##### Supplied material #####

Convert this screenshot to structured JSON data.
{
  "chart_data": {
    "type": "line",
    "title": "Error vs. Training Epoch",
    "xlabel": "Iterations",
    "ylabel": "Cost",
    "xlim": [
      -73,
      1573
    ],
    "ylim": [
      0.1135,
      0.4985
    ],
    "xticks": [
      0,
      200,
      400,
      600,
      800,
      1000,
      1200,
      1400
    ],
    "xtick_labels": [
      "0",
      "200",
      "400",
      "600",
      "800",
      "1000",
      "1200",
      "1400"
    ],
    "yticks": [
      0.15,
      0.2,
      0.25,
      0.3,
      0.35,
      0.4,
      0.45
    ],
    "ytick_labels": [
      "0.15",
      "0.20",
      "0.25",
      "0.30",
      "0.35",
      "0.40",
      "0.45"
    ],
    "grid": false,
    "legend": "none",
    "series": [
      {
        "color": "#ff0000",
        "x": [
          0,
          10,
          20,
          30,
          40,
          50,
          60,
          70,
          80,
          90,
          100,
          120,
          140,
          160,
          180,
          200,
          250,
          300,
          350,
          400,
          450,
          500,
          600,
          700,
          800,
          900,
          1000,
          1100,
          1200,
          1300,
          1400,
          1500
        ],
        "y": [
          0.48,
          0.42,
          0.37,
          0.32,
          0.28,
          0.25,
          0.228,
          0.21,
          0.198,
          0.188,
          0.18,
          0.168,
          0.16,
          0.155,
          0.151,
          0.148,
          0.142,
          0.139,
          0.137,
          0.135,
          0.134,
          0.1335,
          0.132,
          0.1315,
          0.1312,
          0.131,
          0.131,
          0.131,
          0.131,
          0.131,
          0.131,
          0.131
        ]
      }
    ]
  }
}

#####

Stated task
Repeat the listing exactly, from its first line to its last.

Answer to this task
Convert this screenshot to structured JSON data.
{
  "chart_data": {
    "type": "line",
    "title": "Error vs. Training Epoch",
    "xlabel": "Iterations",
    "ylabel": "Cost",
    "xlim": [
      -73,
      1573
    ],
    "ylim": [
      0.1135,
      0.4985
    ],
    "xticks": [
      0,
      200,
      400,
      600,
      800,
      1000,
      1200,
      1400
    ],
    "xtick_labels": [
      "0",
      "200",
      "400",
      "600",
      "800",
      "1000",
      "1200",
      "1400"
    ],
    "yticks": [
      0.15,
      0.2,
      0.25,
      0.3,
      0.35,
      0.4,
      0.45
    ],
    "ytick_labels": [
      "0.15",
      "0.20",
      "0.25",
      "0.30",
      "0.35",
      "0.40",
      "0.45"
    ],
    "grid": false,
    "legend": "none",
    "series": [
      {
        "color": "#ff0000",
        "x": [
          0,
          10,
          20,
          30,
          40,
          50,
          60,
          70,
          80,
          90,
          100,
          120,
          140,
          160,
          180,
          200,
          250,
          300,
          350,
          400,
          450,
          500,
          600,
          700,
          800,
          900,
          1000,
          1100,
          1200,
          1300,
          1400,
          1500
        ],
        "y": [
          0.48,
          0.42,
          0.37,
          0.32,
          0.28,
          0.25,
          0.228,
          0.21,
          0.198,
          0.188,
          0.18,
          0.168,
          0.16,
          0.155,
          0.151,
          0.148,
          0.142,
          0.139,
          0.137,
          0.135,
          0.134,
          0.1335,
          0.132,
          0.1315,
          0.1312,
          0.131,
          0.131,
          0.131,
          0.131,
          0.131,
          0.131,
          0.131
        ]
      }
    ]
  }
}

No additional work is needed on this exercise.